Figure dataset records

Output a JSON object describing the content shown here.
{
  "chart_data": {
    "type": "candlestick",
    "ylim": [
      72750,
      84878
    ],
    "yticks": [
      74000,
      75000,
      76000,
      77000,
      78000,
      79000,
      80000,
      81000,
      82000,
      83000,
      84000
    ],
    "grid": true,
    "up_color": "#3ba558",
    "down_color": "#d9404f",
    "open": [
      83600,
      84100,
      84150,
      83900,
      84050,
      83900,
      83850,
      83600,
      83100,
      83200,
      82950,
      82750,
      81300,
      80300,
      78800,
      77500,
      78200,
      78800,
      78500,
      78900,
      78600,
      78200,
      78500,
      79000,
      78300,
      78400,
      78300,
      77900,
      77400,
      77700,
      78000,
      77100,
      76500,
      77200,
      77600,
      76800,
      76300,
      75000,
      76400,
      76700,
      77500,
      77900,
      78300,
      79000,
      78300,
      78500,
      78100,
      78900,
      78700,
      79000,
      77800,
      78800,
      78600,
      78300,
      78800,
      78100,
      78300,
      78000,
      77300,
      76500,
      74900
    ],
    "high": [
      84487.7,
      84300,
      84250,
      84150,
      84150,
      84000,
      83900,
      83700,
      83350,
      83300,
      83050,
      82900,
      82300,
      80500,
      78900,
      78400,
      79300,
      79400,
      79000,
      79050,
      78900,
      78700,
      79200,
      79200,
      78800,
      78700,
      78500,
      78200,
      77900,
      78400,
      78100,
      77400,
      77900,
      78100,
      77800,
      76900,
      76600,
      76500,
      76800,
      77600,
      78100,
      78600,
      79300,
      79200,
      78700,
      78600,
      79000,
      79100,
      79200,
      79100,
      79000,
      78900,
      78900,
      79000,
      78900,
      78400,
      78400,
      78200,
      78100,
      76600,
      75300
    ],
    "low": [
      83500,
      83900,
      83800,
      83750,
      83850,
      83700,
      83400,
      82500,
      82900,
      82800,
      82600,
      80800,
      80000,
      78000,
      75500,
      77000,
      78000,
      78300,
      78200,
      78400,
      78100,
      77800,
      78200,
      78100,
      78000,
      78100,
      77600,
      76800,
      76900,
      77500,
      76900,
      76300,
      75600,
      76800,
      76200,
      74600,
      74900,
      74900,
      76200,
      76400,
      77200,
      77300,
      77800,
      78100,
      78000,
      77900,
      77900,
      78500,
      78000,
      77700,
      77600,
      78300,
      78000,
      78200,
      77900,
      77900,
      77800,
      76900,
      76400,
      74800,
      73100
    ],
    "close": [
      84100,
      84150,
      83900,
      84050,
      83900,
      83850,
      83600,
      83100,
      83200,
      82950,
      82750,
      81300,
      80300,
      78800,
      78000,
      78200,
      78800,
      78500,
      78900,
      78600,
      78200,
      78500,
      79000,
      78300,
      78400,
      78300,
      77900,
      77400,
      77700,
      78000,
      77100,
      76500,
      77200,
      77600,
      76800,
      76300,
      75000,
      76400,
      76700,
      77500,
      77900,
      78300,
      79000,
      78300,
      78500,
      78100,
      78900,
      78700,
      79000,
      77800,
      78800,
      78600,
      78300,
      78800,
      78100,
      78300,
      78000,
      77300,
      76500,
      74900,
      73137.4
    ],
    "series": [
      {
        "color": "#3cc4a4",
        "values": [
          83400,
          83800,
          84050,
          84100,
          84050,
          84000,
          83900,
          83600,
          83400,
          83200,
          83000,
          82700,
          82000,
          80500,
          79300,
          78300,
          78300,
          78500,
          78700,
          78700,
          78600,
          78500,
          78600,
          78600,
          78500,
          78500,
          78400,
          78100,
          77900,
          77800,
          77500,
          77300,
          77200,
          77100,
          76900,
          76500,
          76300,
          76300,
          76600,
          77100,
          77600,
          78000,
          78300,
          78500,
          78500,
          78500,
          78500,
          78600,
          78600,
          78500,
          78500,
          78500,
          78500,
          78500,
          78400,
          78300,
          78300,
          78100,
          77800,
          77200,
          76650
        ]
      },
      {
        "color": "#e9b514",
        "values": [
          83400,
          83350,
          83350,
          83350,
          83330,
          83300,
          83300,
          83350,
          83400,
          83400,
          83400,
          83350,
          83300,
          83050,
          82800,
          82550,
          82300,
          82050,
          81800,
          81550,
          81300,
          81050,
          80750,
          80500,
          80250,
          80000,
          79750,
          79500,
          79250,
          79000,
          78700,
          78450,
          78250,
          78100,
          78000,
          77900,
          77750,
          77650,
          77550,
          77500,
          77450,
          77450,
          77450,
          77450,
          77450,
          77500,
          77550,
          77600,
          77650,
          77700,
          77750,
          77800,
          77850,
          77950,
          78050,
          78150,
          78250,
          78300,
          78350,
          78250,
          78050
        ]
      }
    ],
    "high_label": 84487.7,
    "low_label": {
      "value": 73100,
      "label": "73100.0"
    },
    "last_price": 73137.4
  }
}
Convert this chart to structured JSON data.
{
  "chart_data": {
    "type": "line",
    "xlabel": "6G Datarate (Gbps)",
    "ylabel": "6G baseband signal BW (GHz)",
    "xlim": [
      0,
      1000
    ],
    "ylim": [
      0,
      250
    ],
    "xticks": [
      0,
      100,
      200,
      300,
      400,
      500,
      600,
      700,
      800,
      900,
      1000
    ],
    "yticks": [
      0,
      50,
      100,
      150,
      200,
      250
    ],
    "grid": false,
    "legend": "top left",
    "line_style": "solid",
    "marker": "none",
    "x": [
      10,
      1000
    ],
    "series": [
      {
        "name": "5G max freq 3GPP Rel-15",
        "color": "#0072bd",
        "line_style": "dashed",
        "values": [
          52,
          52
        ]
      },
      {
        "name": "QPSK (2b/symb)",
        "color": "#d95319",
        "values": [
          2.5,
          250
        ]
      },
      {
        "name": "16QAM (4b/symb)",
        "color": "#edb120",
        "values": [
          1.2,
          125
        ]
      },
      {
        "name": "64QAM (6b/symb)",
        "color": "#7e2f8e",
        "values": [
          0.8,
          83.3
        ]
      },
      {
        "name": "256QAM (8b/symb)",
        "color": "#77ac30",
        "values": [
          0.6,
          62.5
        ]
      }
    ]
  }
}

What to do: Repeat the data precisely, line by line.

Solution to this task:
Output a JSON object describing the content shown here.
{
  "chart_data": {
    "type": "candlestick",
    "ylim": [
      72750,
      84878
    ],
    "yticks": [
      74000,
      75000,
      76000,
      77000,
      78000,
      79000,
      80000,
      81000,
      82000,
      83000,
      84000
    ],
    "grid": true,
    "up_color": "#3ba558",
    "down_color": "#d9404f",
    "open": [
      83600,
      84100,
      84150,
      83900,
      84050,
      83900,
      83850,
      83600,
      83100,
      83200,
      82950,
      82750,
      81300,
      80300,
      78800,
      77500,
      78200,
      78800,
      78500,
      78900,
      78600,
      78200,
      78500,
      79000,
      78300,
      78400,
      78300,
      77900,
      77400,
      77700,
      78000,
      77100,
      76500,
      77200,
      77600,
      76800,
      76300,
      75000,
      76400,
      76700,
      77500,
      77900,
      78300,
      79000,
      78300,
      78500,
      78100,
      78900,
      78700,
      79000,
      77800,
      78800,
      78600,
      78300,
      78800,
      78100,
      78300,
      78000,
      77300,
      76500,
      74900
    ],
    "high": [
      84487.7,
      84300,
      84250,
      84150,
      84150,
      84000,
      83900,
      83700,
      83350,
      83300,
      83050,
      82900,
      82300,
      80500,
      78900,
      78400,
      79300,
      79400,
      79000,
      79050,
      78900,
      78700,
      79200,
      79200,
      78800,
      78700,
      78500,
      78200,
      77900,
      78400,
      78100,
      77400,
      77900,
      78100,
      77800,
      76900,
      76600,
      76500,
      76800,
      77600,
      78100,
      78600,
      79300,
      79200,
      78700,
      78600,
      79000,
      79100,
      79200,
      79100,
      79000,
      78900,
      78900,
      79000,
      78900,
      78400,
      78400,
      78200,
      78100,
      76600,
      75300
    ],
    "low": [
      83500,
      83900,
      83800,
      83750,
      83850,
      83700,
      83400,
      82500,
      82900,
      82800,
      82600,
      80800,
      80000,
      78000,
      75500,
      77000,
      78000,
      78300,
      78200,
      78400,
      78100,
      77800,
      78200,
      78100,
      78000,
      78100,
      77600,
      76800,
      76900,
      77500,
      76900,
      76300,
      75600,
      76800,
      76200,
      74600,
      74900,
      74900,
      76200,
      76400,
      77200,
      77300,
      77800,
      78100,
      78000,
      77900,
      77900,
      78500,
      78000,
      77700,
      77600,
      78300,
      78000,
      78200,
      77900,
      77900,
      77800,
      76900,
      76400,
      74800,
      73100
    ],
    "close": [
      84100,
      84150,
      83900,
      84050,
      83900,
      83850,
      83600,
      83100,
      83200,
      82950,
      82750,
      81300,
      80300,
      78800,
      78000,
      78200,
      78800,
      78500,
      78900,
      78600,
      78200,
      78500,
      79000,
      78300,
      78400,
      78300,
      77900,
      77400,
      77700,
      78000,
      77100,
      76500,
      77200,
      77600,
      76800,
      76300,
      75000,
      76400,
      76700,
      77500,
      77900,
      78300,
      79000,
      78300,
      78500,
      78100,
      78900,
      78700,
      79000,
      77800,
      78800,
      78600,
      78300,
      78800,
      78100,
      78300,
      78000,
      77300,
      76500,
      74900,
      73137.4
    ],
    "series": [
      {
        "color": "#3cc4a4",
        "values": [
          83400,
          83800,
          84050,
          84100,
          84050,
          84000,
          83900,
          83600,
          83400,
          83200,
          83000,
          82700,
          82000,
          80500,
          79300,
          78300,
          78300,
          78500,
          78700,
          78700,
          78600,
          78500,
          78600,
          78600,
          78500,
          78500,
          78400,
          78100,
          77900,
          77800,
          77500,
          77300,
          77200,
          77100,
          76900,
          76500,
          76300,
          76300,
          76600,
          77100,
          77600,
          78000,
          78300,
          78500,
          78500,
          78500,
          78500,
          78600,
          78600,
          78500,
          78500,
          78500,
          78500,
          78500,
          78400,
          78300,
          78300,
          78100,
          77800,
          77200,
          76650
        ]
      },
      {
        "color": "#e9b514",
        "values": [
          83400,
          83350,
          83350,
          83350,
          83330,
          83300,
          83300,
          83350,
          83400,
          83400,
          83400,
          83350,
          83300,
          83050,
          82800,
          82550,
          82300,
          82050,
          81800,
          81550,
          81300,
          81050,
          80750,
          80500,
          80250,
          80000,
          79750,
          79500,
          79250,
          79000,
          78700,
          78450,
          78250,
          78100,
          78000,
          77900,
          77750,
          77650,
          77550,
          77500,
          77450,
          77450,
          77450,
          77450,
          77450,
          77500,
          77550,
          77600,
          77650,
          77700,
          77750,
          77800,
          77850,
          77950,
          78050,
          78150,
          78250,
          78300,
          78350,
          78250,
          78050
        ]
      }
    ],
    "high_label": 84487.7,
    "low_label": {
      "value": 73100,
      "label": "73100.0"
    },
    "last_price": 73137.4
  }
}
Convert this chart to structured JSON data.
{
  "chart_data": {
    "type": "line",
    "xlabel": "6G Datarate (Gbps)",
    "ylabel": "6G baseband signal BW (GHz)",
    "xlim": [
      0,
      1000
    ],
    "ylim": [
      0,
      250
    ],
    "xticks": [
      0,
      100,
      200,
      300,
      400,
      500,
      600,
      700,
      800,
      900,
      1000
    ],
    "yticks": [
      0,
      50,
      100,
      150,
      200,
      250
    ],
    "grid": false,
    "legend": "top left",
    "line_style": "solid",
    "marker": "none",
    "x": [
      10,
      1000
    ],
    "series": [
      {
        "name": "5G max freq 3GPP Rel-15",
        "color": "#0072bd",
        "line_style": "dashed",
        "values": [
          52,
          52
        ]
      },
      {
        "name": "QPSK (2b/symb)",
        "color": "#d95319",
        "values": [
          2.5,
          250
        ]
      },
      {
        "name": "16QAM (4b/symb)",
        "color": "#edb120",
        "values": [
          1.2,
          125
        ]
      },
      {
        "name": "64QAM (6b/symb)",
        "color": "#7e2f8e",
        "values": [
          0.8,
          83.3
        ]
      },
      {
        "name": "256QAM (8b/symb)",
        "color": "#77ac30",
        "values": [
          0.6,
          62.5
        ]
      }
    ]
  }
}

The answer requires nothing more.